:: Stated task ::
From the listing below, extract each line containing the string "this".

:: Data listing ::
━━━━━━

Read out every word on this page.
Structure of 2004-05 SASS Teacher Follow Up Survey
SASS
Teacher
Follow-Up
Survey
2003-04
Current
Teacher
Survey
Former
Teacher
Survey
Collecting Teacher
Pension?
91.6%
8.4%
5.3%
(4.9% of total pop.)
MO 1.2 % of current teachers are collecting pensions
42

━━━━━━

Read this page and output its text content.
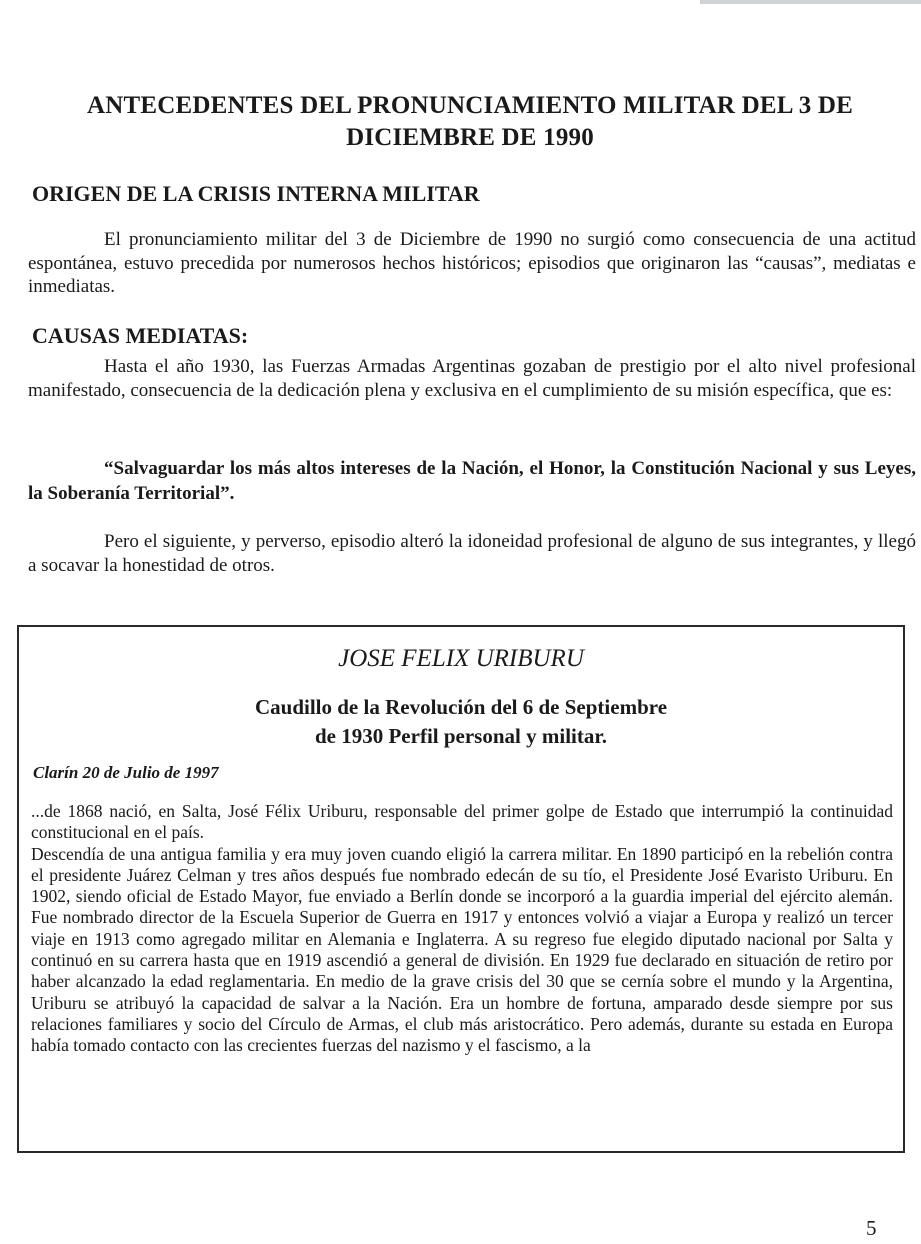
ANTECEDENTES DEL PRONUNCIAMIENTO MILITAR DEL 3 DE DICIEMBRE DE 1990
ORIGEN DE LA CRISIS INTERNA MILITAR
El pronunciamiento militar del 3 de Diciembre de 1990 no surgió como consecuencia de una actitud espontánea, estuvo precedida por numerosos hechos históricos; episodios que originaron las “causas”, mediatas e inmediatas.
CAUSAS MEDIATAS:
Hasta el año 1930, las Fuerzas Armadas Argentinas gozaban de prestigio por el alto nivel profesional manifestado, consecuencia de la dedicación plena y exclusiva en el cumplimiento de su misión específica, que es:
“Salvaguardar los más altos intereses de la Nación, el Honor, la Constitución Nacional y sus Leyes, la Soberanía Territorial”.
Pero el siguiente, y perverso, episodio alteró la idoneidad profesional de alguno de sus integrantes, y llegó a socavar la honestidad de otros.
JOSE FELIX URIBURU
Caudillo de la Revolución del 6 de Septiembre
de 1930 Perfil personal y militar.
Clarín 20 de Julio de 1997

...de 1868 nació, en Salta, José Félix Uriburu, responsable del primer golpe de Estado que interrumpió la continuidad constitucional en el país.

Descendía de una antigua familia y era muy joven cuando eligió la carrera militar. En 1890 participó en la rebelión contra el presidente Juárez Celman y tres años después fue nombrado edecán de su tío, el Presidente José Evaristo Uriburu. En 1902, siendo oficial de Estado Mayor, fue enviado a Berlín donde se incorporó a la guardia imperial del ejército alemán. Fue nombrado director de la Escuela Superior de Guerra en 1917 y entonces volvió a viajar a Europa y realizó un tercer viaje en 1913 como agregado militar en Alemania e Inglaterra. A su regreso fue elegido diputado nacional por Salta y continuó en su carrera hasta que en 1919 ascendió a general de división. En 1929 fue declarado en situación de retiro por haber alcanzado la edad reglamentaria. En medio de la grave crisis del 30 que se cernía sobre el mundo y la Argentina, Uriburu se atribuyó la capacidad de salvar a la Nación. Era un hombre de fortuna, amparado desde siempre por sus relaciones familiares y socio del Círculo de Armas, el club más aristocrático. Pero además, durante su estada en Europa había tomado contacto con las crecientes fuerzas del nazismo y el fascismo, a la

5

━━━━━━

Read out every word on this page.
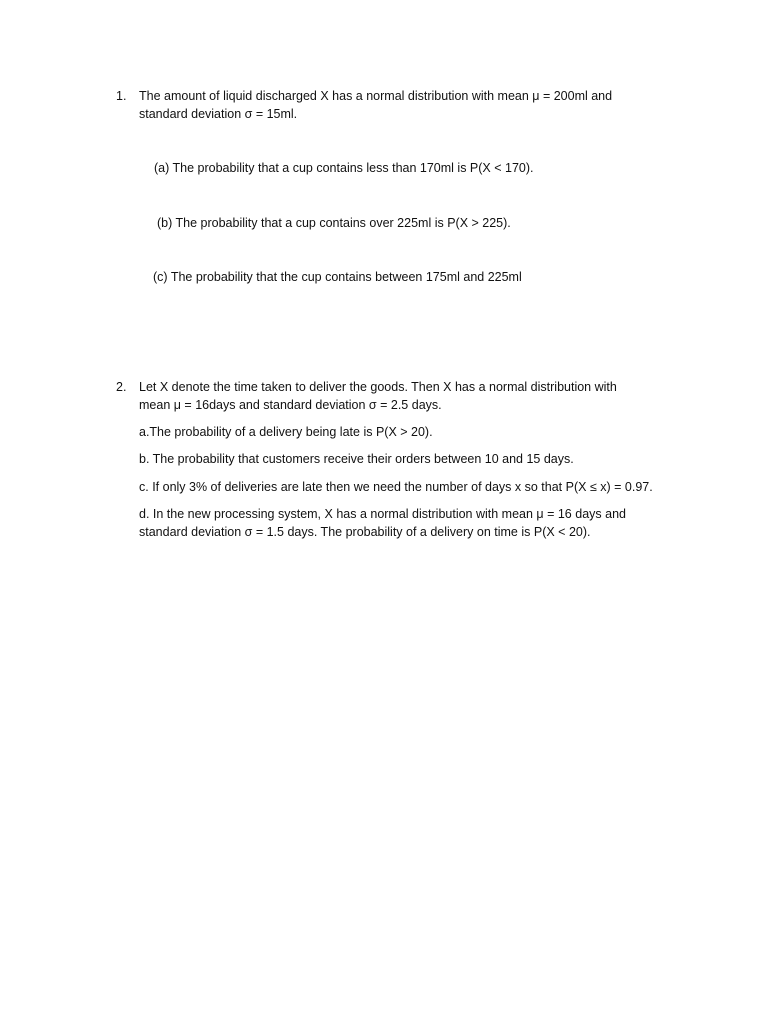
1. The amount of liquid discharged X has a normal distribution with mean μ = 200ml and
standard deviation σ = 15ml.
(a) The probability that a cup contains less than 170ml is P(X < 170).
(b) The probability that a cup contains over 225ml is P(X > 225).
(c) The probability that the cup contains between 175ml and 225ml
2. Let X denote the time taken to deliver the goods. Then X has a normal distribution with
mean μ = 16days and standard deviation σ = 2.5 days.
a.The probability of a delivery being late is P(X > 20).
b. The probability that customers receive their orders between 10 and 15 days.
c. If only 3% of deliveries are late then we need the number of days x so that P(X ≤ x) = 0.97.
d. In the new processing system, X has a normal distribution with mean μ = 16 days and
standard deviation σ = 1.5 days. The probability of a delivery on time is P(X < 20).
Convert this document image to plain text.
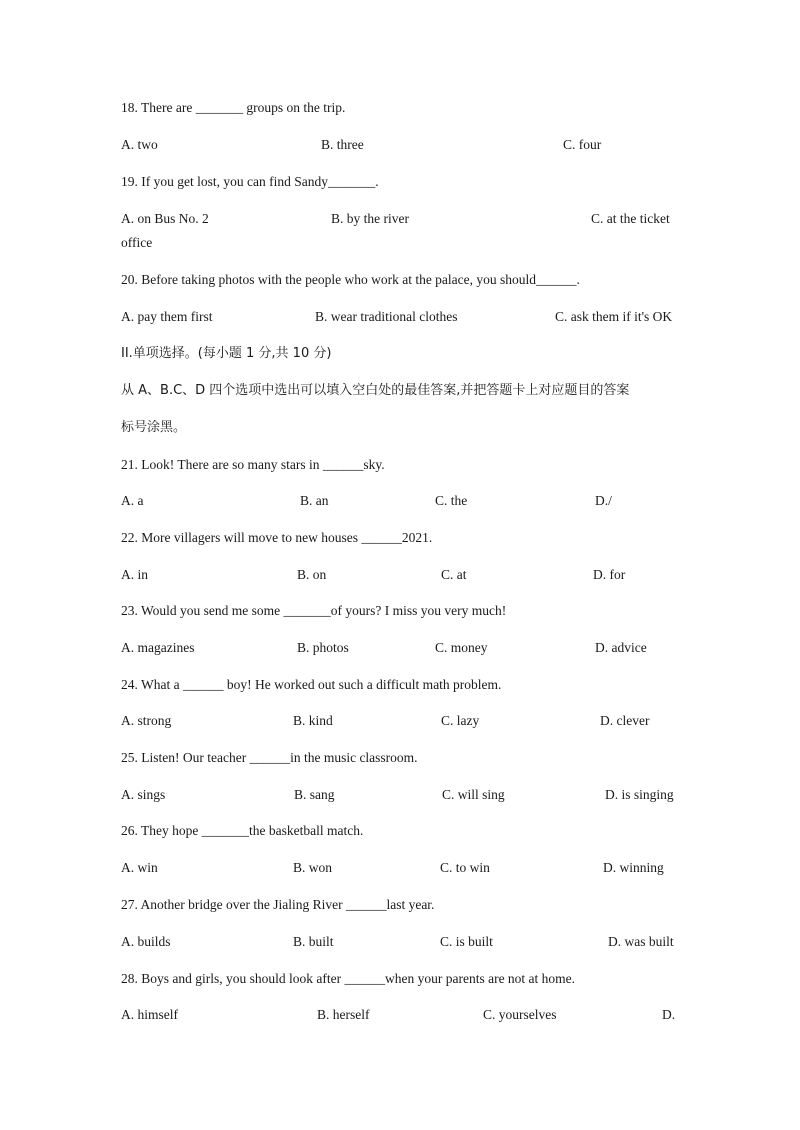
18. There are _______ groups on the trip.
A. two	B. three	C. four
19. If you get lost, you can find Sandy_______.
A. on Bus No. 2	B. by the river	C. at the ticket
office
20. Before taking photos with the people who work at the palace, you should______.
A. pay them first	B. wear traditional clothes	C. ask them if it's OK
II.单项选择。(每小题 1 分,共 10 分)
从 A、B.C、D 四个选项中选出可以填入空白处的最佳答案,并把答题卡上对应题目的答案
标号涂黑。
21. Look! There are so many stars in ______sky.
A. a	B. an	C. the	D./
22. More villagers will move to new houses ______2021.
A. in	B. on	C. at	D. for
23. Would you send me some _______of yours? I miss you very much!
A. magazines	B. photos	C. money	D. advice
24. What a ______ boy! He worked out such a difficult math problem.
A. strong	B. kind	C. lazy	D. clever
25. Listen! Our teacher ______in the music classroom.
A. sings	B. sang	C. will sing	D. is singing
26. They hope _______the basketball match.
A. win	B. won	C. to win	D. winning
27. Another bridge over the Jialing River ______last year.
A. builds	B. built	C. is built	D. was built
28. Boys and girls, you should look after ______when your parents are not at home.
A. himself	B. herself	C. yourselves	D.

━━━━━━

:: Problem solution ::
Read out every word on this page.
Read this page and output its text content.
Read out every word on this page.
Convert this document image to plain text.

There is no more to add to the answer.